Work task >> Exact repetition of every entry is required.

[Items from a dataset]
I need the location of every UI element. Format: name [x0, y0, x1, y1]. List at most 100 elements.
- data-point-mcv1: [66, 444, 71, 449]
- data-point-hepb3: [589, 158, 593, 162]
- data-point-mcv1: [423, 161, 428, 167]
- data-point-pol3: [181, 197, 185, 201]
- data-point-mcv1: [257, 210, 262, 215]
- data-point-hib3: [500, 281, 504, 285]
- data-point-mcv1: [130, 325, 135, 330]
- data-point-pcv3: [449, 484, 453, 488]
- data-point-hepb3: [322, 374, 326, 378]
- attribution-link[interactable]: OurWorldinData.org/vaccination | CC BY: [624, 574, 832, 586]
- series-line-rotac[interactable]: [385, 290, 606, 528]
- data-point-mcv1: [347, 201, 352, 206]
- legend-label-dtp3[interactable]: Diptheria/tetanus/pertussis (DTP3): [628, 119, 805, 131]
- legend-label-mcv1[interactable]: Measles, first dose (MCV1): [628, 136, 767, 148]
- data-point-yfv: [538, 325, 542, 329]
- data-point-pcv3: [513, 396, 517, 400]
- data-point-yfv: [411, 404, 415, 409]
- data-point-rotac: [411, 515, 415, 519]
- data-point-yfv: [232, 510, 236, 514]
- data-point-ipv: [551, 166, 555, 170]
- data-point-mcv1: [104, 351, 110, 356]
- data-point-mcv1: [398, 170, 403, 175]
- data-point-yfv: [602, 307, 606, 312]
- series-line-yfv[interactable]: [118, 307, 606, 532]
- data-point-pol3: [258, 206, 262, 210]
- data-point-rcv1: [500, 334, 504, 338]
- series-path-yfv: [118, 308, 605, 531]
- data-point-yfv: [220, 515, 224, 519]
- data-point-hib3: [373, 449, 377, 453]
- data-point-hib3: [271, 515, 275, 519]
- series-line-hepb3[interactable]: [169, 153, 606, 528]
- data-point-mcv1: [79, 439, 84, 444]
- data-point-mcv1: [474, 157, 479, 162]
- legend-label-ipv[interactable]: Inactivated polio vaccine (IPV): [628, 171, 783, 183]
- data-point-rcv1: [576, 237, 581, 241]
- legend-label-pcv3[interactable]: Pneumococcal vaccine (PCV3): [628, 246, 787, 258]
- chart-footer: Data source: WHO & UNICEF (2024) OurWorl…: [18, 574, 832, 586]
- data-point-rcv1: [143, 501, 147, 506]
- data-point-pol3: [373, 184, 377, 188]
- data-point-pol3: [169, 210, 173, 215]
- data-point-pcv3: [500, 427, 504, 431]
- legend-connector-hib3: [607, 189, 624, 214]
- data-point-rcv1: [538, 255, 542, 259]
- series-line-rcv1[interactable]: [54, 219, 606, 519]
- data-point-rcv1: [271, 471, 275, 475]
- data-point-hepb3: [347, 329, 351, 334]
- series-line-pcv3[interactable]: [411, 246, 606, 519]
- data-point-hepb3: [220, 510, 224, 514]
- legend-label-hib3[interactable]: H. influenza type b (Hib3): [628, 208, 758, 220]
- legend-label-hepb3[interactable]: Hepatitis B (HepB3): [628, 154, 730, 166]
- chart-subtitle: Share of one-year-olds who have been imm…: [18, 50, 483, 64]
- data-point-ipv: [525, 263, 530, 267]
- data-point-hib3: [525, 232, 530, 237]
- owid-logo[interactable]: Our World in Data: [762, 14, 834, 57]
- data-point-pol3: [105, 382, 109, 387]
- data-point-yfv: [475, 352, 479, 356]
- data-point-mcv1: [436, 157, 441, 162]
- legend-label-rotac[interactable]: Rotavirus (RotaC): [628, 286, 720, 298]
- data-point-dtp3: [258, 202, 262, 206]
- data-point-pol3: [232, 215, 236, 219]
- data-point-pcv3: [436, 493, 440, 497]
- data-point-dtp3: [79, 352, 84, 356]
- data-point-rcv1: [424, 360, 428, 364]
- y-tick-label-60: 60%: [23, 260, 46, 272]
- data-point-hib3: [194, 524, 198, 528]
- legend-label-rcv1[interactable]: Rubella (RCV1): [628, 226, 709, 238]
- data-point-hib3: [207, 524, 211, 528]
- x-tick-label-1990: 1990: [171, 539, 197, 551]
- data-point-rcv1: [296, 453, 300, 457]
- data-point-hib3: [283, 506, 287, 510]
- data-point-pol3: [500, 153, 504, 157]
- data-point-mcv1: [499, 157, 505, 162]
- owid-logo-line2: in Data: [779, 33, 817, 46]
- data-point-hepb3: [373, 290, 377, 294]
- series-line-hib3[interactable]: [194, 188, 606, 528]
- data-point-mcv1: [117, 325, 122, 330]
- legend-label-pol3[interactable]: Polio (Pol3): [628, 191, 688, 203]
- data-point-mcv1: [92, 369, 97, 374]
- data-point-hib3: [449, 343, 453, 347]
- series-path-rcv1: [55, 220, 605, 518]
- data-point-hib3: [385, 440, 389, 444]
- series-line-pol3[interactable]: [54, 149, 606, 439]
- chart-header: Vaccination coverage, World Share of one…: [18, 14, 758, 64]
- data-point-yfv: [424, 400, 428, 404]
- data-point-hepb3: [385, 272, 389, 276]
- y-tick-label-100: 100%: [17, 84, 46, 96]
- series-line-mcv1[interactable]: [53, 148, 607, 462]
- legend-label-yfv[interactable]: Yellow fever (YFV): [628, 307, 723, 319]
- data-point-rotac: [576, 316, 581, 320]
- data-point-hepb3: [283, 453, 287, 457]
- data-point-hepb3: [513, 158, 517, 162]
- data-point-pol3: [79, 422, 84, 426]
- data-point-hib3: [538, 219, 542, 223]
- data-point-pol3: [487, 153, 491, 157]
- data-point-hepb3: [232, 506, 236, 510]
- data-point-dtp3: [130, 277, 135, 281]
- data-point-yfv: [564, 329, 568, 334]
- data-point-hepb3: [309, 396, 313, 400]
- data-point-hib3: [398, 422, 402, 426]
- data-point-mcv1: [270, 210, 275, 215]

Task output >>
I need the location of every UI element. Format: name [x0, y0, x1, y1]. List at most 100 elements.
- data-point-mcv1: [66, 444, 71, 449]
- data-point-hepb3: [589, 158, 593, 162]
- data-point-mcv1: [423, 161, 428, 167]
- data-point-pol3: [181, 197, 185, 201]
- data-point-mcv1: [257, 210, 262, 215]
- data-point-hib3: [500, 281, 504, 285]
- data-point-mcv1: [130, 325, 135, 330]
- data-point-pcv3: [449, 484, 453, 488]
- data-point-hepb3: [322, 374, 326, 378]
- attribution-link[interactable]: OurWorldinData.org/vaccination | CC BY: [624, 574, 832, 586]
- series-line-rotac[interactable]: [385, 290, 606, 528]
- data-point-mcv1: [347, 201, 352, 206]
- legend-label-dtp3[interactable]: Diptheria/tetanus/pertussis (DTP3): [628, 119, 805, 131]
- legend-label-mcv1[interactable]: Measles, first dose (MCV1): [628, 136, 767, 148]
- data-point-yfv: [538, 325, 542, 329]
- data-point-pcv3: [513, 396, 517, 400]
- data-point-yfv: [411, 404, 415, 409]
- data-point-rotac: [411, 515, 415, 519]
- data-point-yfv: [232, 510, 236, 514]
- data-point-ipv: [551, 166, 555, 170]
- data-point-mcv1: [104, 351, 110, 356]
- data-point-mcv1: [398, 170, 403, 175]
- data-point-yfv: [602, 307, 606, 312]
- series-line-yfv[interactable]: [118, 307, 606, 532]
- data-point-pol3: [258, 206, 262, 210]
- data-point-rcv1: [500, 334, 504, 338]
- series-path-yfv: [118, 308, 605, 531]
- data-point-yfv: [220, 515, 224, 519]
- data-point-hib3: [373, 449, 377, 453]
- data-point-hib3: [271, 515, 275, 519]
- series-line-hepb3[interactable]: [169, 153, 606, 528]
- data-point-mcv1: [79, 439, 84, 444]
- data-point-mcv1: [474, 157, 479, 162]
- legend-label-ipv[interactable]: Inactivated polio vaccine (IPV): [628, 171, 783, 183]
- data-point-rcv1: [576, 237, 581, 241]
- legend-label-pcv3[interactable]: Pneumococcal vaccine (PCV3): [628, 246, 787, 258]
- chart-footer: Data source: WHO & UNICEF (2024) OurWorl…: [18, 574, 832, 586]
- data-point-rcv1: [143, 501, 147, 506]
- data-point-pol3: [373, 184, 377, 188]
- data-point-pol3: [169, 210, 173, 215]
- data-point-pcv3: [500, 427, 504, 431]
- legend-connector-hib3: [607, 189, 624, 214]
- data-point-rcv1: [538, 255, 542, 259]
- series-line-rcv1[interactable]: [54, 219, 606, 519]
- data-point-rcv1: [271, 471, 275, 475]
- data-point-hepb3: [347, 329, 351, 334]
- series-line-pcv3[interactable]: [411, 246, 606, 519]
- data-point-hepb3: [220, 510, 224, 514]
- legend-label-hib3[interactable]: H. influenza type b (Hib3): [628, 208, 758, 220]
- legend-label-hepb3[interactable]: Hepatitis B (HepB3): [628, 154, 730, 166]
- chart-subtitle: Share of one-year-olds who have been imm…: [18, 50, 483, 64]
- data-point-ipv: [525, 263, 530, 267]
- data-point-hib3: [525, 232, 530, 237]
- owid-logo[interactable]: Our World in Data: [762, 14, 834, 57]
- data-point-pol3: [105, 382, 109, 387]
- data-point-yfv: [475, 352, 479, 356]
- data-point-mcv1: [436, 157, 441, 162]
- legend-label-rotac[interactable]: Rotavirus (RotaC): [628, 286, 720, 298]
- data-point-dtp3: [258, 202, 262, 206]
- data-point-pol3: [232, 215, 236, 219]
- data-point-pcv3: [436, 493, 440, 497]
- data-point-dtp3: [79, 352, 84, 356]
- data-point-rcv1: [424, 360, 428, 364]
- y-tick-label-60: 60%: [23, 260, 46, 272]
- data-point-hib3: [194, 524, 198, 528]
- legend-label-rcv1[interactable]: Rubella (RCV1): [628, 226, 709, 238]
- data-point-hib3: [207, 524, 211, 528]
- x-tick-label-1990: 1990: [171, 539, 197, 551]
- data-point-rcv1: [296, 453, 300, 457]
- data-point-hib3: [283, 506, 287, 510]
- data-point-pol3: [500, 153, 504, 157]
- data-point-mcv1: [499, 157, 505, 162]
- owid-logo-line2: in Data: [779, 33, 817, 46]
- data-point-hepb3: [373, 290, 377, 294]
- series-line-hib3[interactable]: [194, 188, 606, 528]
- data-point-mcv1: [117, 325, 122, 330]
- legend-label-pol3[interactable]: Polio (Pol3): [628, 191, 688, 203]
- data-point-mcv1: [92, 369, 97, 374]
- data-point-hib3: [449, 343, 453, 347]
- series-path-rcv1: [55, 220, 605, 518]
- data-point-hib3: [385, 440, 389, 444]
- series-line-pol3[interactable]: [54, 149, 606, 439]
- chart-header: Vaccination coverage, World Share of one…: [18, 14, 758, 64]
- data-point-yfv: [424, 400, 428, 404]
- data-point-hepb3: [385, 272, 389, 276]
- y-tick-label-100: 100%: [17, 84, 46, 96]
- series-line-mcv1[interactable]: [53, 148, 607, 462]
- legend-label-yfv[interactable]: Yellow fever (YFV): [628, 307, 723, 319]
- data-point-rotac: [576, 316, 581, 320]
- data-point-hepb3: [283, 453, 287, 457]
- data-point-hepb3: [513, 158, 517, 162]
- data-point-pol3: [79, 422, 84, 426]
- data-point-hib3: [538, 219, 542, 223]
- data-point-pol3: [487, 153, 491, 157]
- data-point-hepb3: [232, 506, 236, 510]
- data-point-dtp3: [130, 277, 135, 281]
- data-point-yfv: [564, 329, 568, 334]
- data-point-hepb3: [309, 396, 313, 400]
- data-point-hib3: [398, 422, 402, 426]
- data-point-mcv1: [270, 210, 275, 215]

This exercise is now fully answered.